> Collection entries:
───
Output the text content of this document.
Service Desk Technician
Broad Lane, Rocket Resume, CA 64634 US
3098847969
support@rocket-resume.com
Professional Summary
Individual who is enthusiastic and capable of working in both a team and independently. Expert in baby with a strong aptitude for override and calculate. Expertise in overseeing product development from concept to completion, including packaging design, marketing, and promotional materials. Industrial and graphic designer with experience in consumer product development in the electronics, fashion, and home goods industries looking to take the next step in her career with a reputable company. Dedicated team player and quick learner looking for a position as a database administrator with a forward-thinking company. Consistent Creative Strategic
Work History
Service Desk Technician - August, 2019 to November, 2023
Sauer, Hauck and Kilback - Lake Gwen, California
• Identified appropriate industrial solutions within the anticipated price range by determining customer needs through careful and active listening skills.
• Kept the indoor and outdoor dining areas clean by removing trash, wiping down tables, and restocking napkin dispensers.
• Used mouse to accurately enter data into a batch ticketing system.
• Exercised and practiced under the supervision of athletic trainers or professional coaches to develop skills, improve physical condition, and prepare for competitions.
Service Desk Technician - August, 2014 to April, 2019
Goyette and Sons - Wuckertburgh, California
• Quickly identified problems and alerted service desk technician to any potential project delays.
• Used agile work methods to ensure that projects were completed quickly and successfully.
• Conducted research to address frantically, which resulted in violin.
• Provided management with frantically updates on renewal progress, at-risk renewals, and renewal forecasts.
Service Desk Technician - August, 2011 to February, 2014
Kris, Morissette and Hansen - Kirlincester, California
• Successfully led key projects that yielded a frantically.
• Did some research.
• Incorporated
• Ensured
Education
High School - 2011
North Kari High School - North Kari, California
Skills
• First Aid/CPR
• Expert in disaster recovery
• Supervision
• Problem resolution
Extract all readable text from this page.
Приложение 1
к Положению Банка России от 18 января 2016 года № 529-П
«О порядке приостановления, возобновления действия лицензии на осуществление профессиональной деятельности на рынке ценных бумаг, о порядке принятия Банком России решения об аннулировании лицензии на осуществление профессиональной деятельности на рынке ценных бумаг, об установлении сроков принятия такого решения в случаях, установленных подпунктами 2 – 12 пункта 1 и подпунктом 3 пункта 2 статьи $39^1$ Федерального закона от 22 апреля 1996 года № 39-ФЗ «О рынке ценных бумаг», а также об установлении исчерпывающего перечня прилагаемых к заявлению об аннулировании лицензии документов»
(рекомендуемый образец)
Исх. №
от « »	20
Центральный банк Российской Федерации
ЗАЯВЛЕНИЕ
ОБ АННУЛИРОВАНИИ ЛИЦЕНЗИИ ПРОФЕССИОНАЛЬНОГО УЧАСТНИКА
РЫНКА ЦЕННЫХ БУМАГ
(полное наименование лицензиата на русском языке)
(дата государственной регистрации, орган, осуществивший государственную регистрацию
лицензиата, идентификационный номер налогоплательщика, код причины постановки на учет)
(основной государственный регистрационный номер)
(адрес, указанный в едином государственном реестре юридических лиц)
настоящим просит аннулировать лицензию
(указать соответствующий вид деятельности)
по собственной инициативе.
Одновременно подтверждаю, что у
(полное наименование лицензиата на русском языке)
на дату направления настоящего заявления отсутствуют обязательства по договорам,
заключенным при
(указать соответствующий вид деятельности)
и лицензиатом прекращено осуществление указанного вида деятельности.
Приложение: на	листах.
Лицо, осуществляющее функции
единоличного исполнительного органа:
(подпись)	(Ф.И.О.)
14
───
> Problem: Report each line in the preceding entries that holds the string "года".

> Answer for this exercise:
к Положению Банка России от 18 января 2016 года № 529-П
«О порядке приостановления, возобновления действия лицензии на осуществление профессиональной деятельности на рынке ценных бумаг, о порядке принятия Банком России решения об аннулировании лицензии на осуществление профессиональной деятельности на рынке ценных бумаг, об установлении сроков принятия такого решения в случаях, установленных подпунктами 2 – 12 пункта 1 и подпунктом 3 пункта 2 статьи $39^1$ Федерального закона от 22 апреля 1996 года № 39-ФЗ «О рынке ценных бумаг», а также об установлении исчерпывающего перечня прилагаемых к заявлению об аннулировании лицензии документов»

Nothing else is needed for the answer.